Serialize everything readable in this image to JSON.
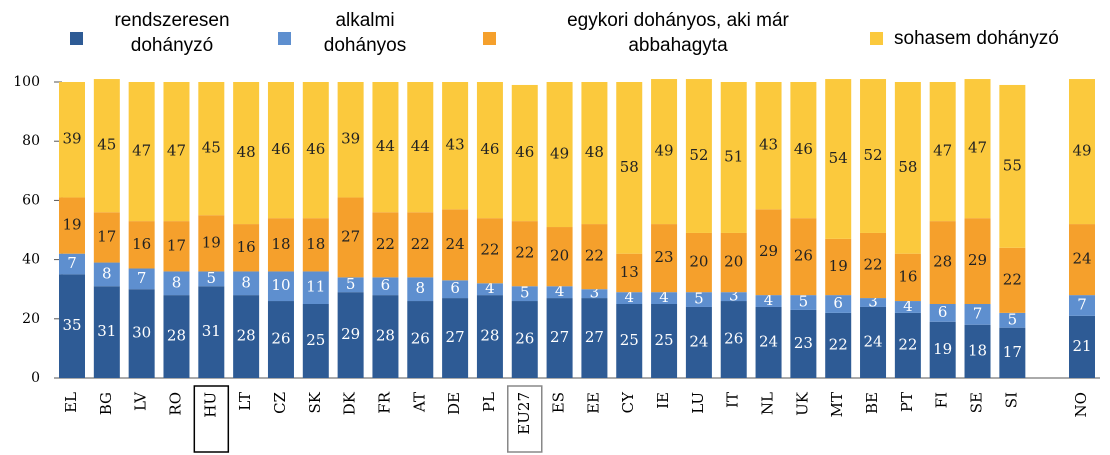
{
  "chart_data": {
    "type": "stacked_bar",
    "categories": [
      "EL",
      "BG",
      "LV",
      "RO",
      "HU",
      "LT",
      "CZ",
      "SK",
      "DK",
      "FR",
      "AT",
      "DE",
      "PL",
      "EU27",
      "ES",
      "EE",
      "CY",
      "IE",
      "LU",
      "IT",
      "NL",
      "UK",
      "MT",
      "BE",
      "PT",
      "FI",
      "SE",
      "SI",
      null,
      "NO"
    ],
    "series": [
      {
        "name": "rendszeresen dohányzó",
        "color": "#2e5b95",
        "values": [
          35,
          31,
          30,
          28,
          31,
          28,
          26,
          25,
          29,
          28,
          26,
          27,
          28,
          26,
          27,
          27,
          25,
          25,
          24,
          26,
          24,
          23,
          22,
          24,
          22,
          19,
          18,
          17,
          null,
          21
        ]
      },
      {
        "name": "alkalmi dohányos",
        "color": "#5e8fcf",
        "values": [
          7,
          8,
          7,
          8,
          5,
          8,
          10,
          11,
          5,
          6,
          8,
          6,
          4,
          5,
          4,
          3,
          4,
          4,
          5,
          3,
          4,
          5,
          6,
          3,
          4,
          6,
          7,
          5,
          null,
          7
        ]
      },
      {
        "name": "egykori dohányos, aki már abbahagyta",
        "color": "#f5a02c",
        "values": [
          19,
          17,
          16,
          17,
          19,
          16,
          18,
          18,
          27,
          22,
          22,
          24,
          22,
          22,
          20,
          22,
          13,
          23,
          20,
          20,
          29,
          26,
          19,
          22,
          16,
          28,
          29,
          22,
          null,
          24
        ]
      },
      {
        "name": "sohasem dohányzó",
        "color": "#fbc93d",
        "values": [
          39,
          45,
          47,
          47,
          45,
          48,
          46,
          46,
          39,
          44,
          44,
          43,
          46,
          46,
          49,
          48,
          58,
          49,
          52,
          51,
          43,
          46,
          54,
          52,
          58,
          47,
          47,
          55,
          null,
          49
        ]
      }
    ],
    "ylim": [
      0,
      100
    ],
    "yticks": [
      0,
      20,
      40,
      60,
      80,
      100
    ]
  }
}
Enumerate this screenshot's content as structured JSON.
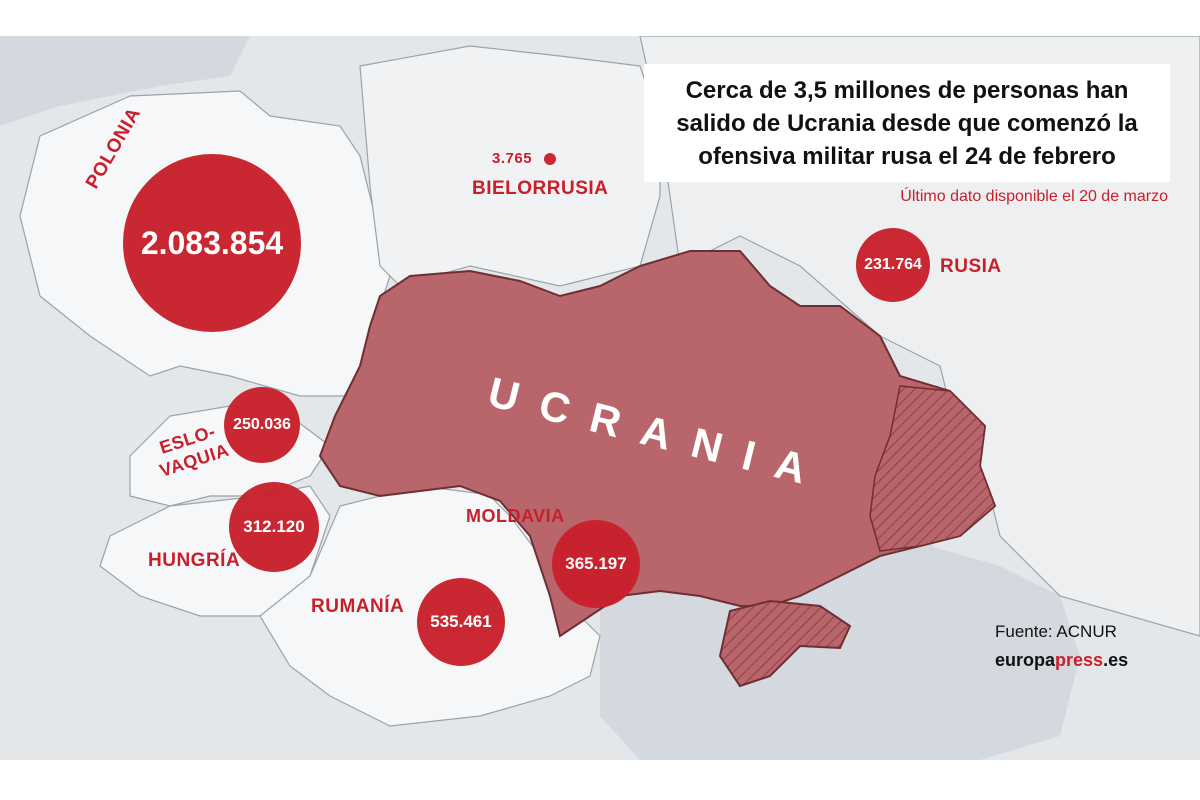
{
  "title": "Cerca de 3,5 millones de personas han salido de Ucrania desde que comenzó la ofensiva militar rusa el 24 de febrero",
  "subtitle": "Último dato disponible el 20 de marzo",
  "source": "Fuente: ACNUR",
  "brand": {
    "prefix": "europa",
    "accent": "press",
    "suffix": ".es"
  },
  "main_country": "UCRANIA",
  "countries": {
    "polonia": {
      "label": "POLONIA",
      "value": "2.083.854"
    },
    "bielorrusia": {
      "label": "BIELORRUSIA",
      "value": "3.765"
    },
    "rusia": {
      "label": "RUSIA",
      "value": "231.764"
    },
    "eslovaquia": {
      "label_line1": "ESLO-",
      "label_line2": "VAQUIA",
      "value": "250.036"
    },
    "hungria": {
      "label": "HUNGRÍA",
      "value": "312.120"
    },
    "rumania": {
      "label": "RUMANÍA",
      "value": "535.461"
    },
    "moldavia": {
      "label": "MOLDAVIA",
      "value": "365.197"
    }
  },
  "colors": {
    "accent": "#c8202b",
    "ukraine_fill": "#b8666b",
    "land": "#eef0f2",
    "sea": "#d3d9de",
    "border": "#9aa3aa"
  }
}
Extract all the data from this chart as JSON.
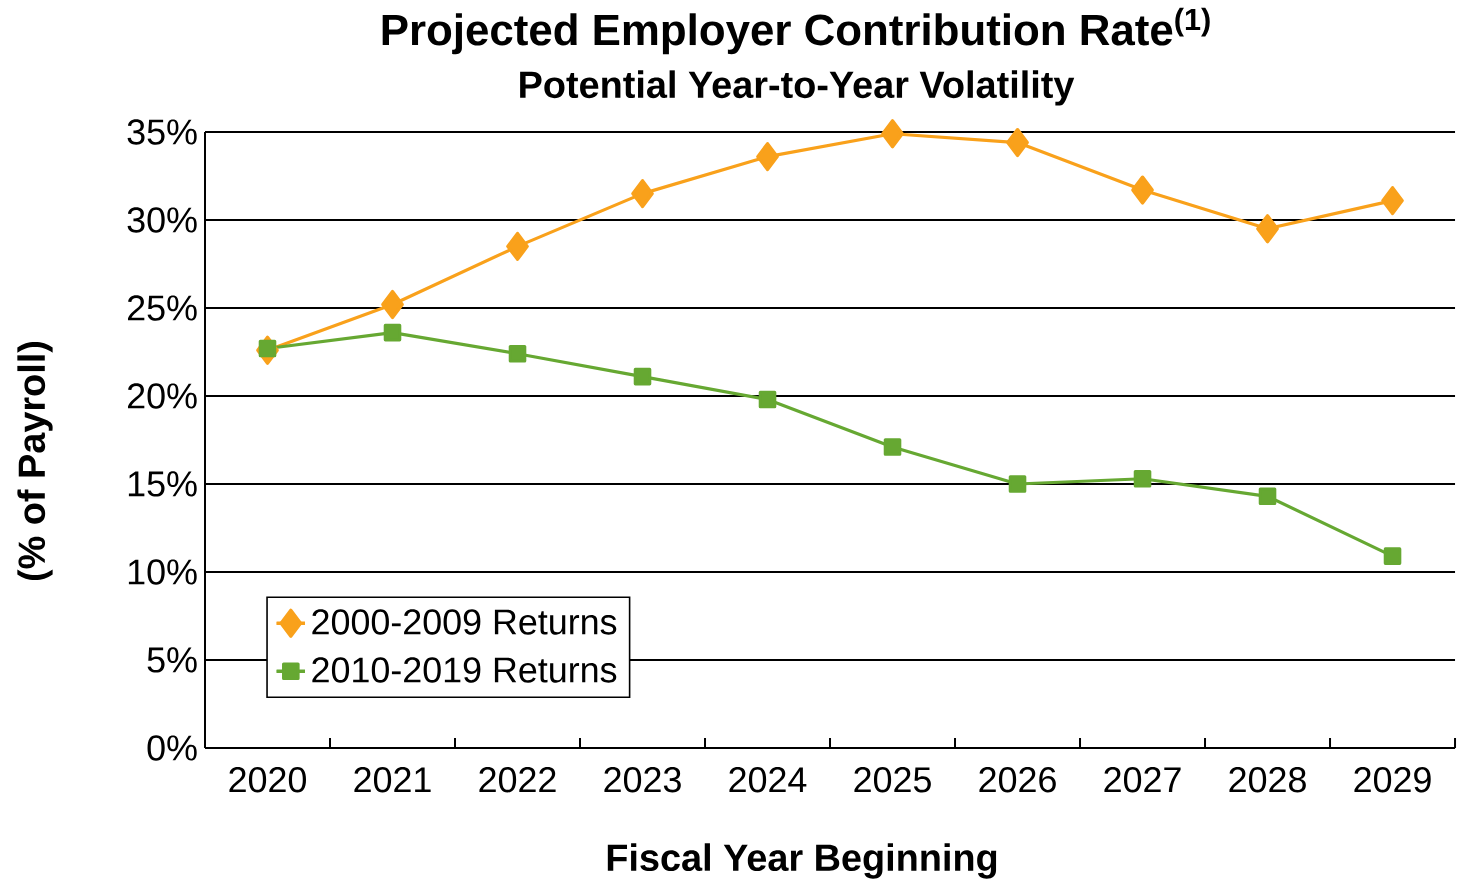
{
  "chart_data": {
    "type": "line",
    "title": "Projected Employer Contribution Rate$^{(1)}$",
    "subtitle": "Potential  Year-to-Year  Volatility",
    "xlabel": "Fiscal Year Beginning",
    "ylabel": "(% of Payroll)",
    "categories": [
      "2020",
      "2021",
      "2022",
      "2023",
      "2024",
      "2025",
      "2026",
      "2027",
      "2028",
      "2029"
    ],
    "series": [
      {
        "name": "2000-2009 Returns",
        "color": "#f9a11b",
        "marker": "diamond",
        "values": [
          22.6,
          25.2,
          28.5,
          31.5,
          33.6,
          34.9,
          34.4,
          31.7,
          29.5,
          31.1
        ]
      },
      {
        "name": "2010-2019 Returns",
        "color": "#66a832",
        "marker": "square",
        "values": [
          22.7,
          23.6,
          22.4,
          21.1,
          19.8,
          17.1,
          15.0,
          15.3,
          14.3,
          10.9
        ]
      }
    ],
    "ylim": [
      0,
      35
    ],
    "yticks": [
      {
        "value": 0,
        "label": "0%"
      },
      {
        "value": 5,
        "label": "5%"
      },
      {
        "value": 10,
        "label": "10%"
      },
      {
        "value": 15,
        "label": "15%"
      },
      {
        "value": 20,
        "label": "20%"
      },
      {
        "value": 25,
        "label": "25%"
      },
      {
        "value": 30,
        "label": "30%"
      },
      {
        "value": 35,
        "label": "35%"
      }
    ],
    "grid": "y",
    "legend": "bottom left",
    "line_style": "solid"
  }
}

⁂

_TASK BRIEF_
Every line is to be duplicated exactly, though pictures stay out.

_COMPLETE ANSWER_
Serialize everything readable in this image to JSON.
{
  "chart_data": {
    "type": "stacked_bar",
    "categories": [
      "EL",
      "BG",
      "LV",
      "RO",
      "HU",
      "LT",
      "CZ",
      "SK",
      "DK",
      "FR",
      "AT",
      "DE",
      "PL",
      "EU27",
      "ES",
      "EE",
      "CY",
      "IE",
      "LU",
      "IT",
      "NL",
      "UK",
      "MT",
      "BE",
      "PT",
      "FI",
      "SE",
      "SI",
      null,
      "NO"
    ],
    "series": [
      {
        "name": "rendszeresen dohányzó",
        "color": "#2e5b95",
        "values": [
          35,
          31,
          30,
          28,
          31,
          28,
          26,
          25,
          29,
          28,
          26,
          27,
          28,
          26,
          27,
          27,
          25,
          25,
          24,
          26,
          24,
          23,
          22,
          24,
          22,
          19,
          18,
          17,
          null,
          21
        ]
      },
      {
        "name": "alkalmi dohányos",
        "color": "#5e8fcf",
        "values": [
          7,
          8,
          7,
          8,
          5,
          8,
          10,
          11,
          5,
          6,
          8,
          6,
          4,
          5,
          4,
          3,
          4,
          4,
          5,
          3,
          4,
          5,
          6,
          3,
          4,
          6,
          7,
          5,
          null,
          7
        ]
      },
      {
        "name": "egykori dohányos, aki már abbahagyta",
        "color": "#f5a02c",
        "values": [
          19,
          17,
          16,
          17,
          19,
          16,
          18,
          18,
          27,
          22,
          22,
          24,
          22,
          22,
          20,
          22,
          13,
          23,
          20,
          20,
          29,
          26,
          19,
          22,
          16,
          28,
          29,
          22,
          null,
          24
        ]
      },
      {
        "name": "sohasem dohányzó",
        "color": "#fbc93d",
        "values": [
          39,
          45,
          47,
          47,
          45,
          48,
          46,
          46,
          39,
          44,
          44,
          43,
          46,
          46,
          49,
          48,
          58,
          49,
          52,
          51,
          43,
          46,
          54,
          52,
          58,
          47,
          47,
          55,
          null,
          49
        ]
      }
    ],
    "ylim": [
      0,
      100
    ],
    "yticks": [
      0,
      20,
      40,
      60,
      80,
      100
    ]
  }
}
Enumerate this screenshot's content as structured JSON.
{
  "title": "Cerca de 3,5 millones de personas han salido de Ucrania desde que comenzó la ofensiva militar rusa el 24 de febrero",
  "subtitle": "Último dato disponible el 20 de marzo",
  "source": "Fuente: ACNUR",
  "brand": {
    "prefix": "europa",
    "accent": "press",
    "suffix": ".es"
  },
  "main_country": "UCRANIA",
  "countries": {
    "polonia": {
      "label": "POLONIA",
      "value": "2.083.854"
    },
    "bielorrusia": {
      "label": "BIELORRUSIA",
      "value": "3.765"
    },
    "rusia": {
      "label": "RUSIA",
      "value": "231.764"
    },
    "eslovaquia": {
      "label_line1": "ESLO-",
      "label_line2": "VAQUIA",
      "value": "250.036"
    },
    "hungria": {
      "label": "HUNGRÍA",
      "value": "312.120"
    },
    "rumania": {
      "label": "RUMANÍA",
      "value": "535.461"
    },
    "moldavia": {
      "label": "MOLDAVIA",
      "value": "365.197"
    }
  },
  "colors": {
    "accent": "#c8202b",
    "ukraine_fill": "#b8666b",
    "land": "#eef0f2",
    "sea": "#d3d9de",
    "border": "#9aa3aa"
  }
}
Extract all the data from this chart as JSON.
{
  "chart_data": {
    "type": "line",
    "title": "Projected Employer Contribution Rate$^{(1)}$",
    "subtitle": "Potential  Year-to-Year  Volatility",
    "xlabel": "Fiscal Year Beginning",
    "ylabel": "(% of Payroll)",
    "categories": [
      "2020",
      "2021",
      "2022",
      "2023",
      "2024",
      "2025",
      "2026",
      "2027",
      "2028",
      "2029"
    ],
    "series": [
      {
        "name": "2000-2009 Returns",
        "color": "#f9a11b",
        "marker": "diamond",
        "values": [
          22.6,
          25.2,
          28.5,
          31.5,
          33.6,
          34.9,
          34.4,
          31.7,
          29.5,
          31.1
        ]
      },
      {
        "name": "2010-2019 Returns",
        "color": "#66a832",
        "marker": "square",
        "values": [
          22.7,
          23.6,
          22.4,
          21.1,
          19.8,
          17.1,
          15.0,
          15.3,
          14.3,
          10.9
        ]
      }
    ],
    "ylim": [
      0,
      35
    ],
    "yticks": [
      {
        "value": 0,
        "label": "0%"
      },
      {
        "value": 5,
        "label": "5%"
      },
      {
        "value": 10,
        "label": "10%"
      },
      {
        "value": 15,
        "label": "15%"
      },
      {
        "value": 20,
        "label": "20%"
      },
      {
        "value": 25,
        "label": "25%"
      },
      {
        "value": 30,
        "label": "30%"
      },
      {
        "value": 35,
        "label": "35%"
      }
    ],
    "grid": "y",
    "legend": "bottom left",
    "line_style": "solid"
  }
}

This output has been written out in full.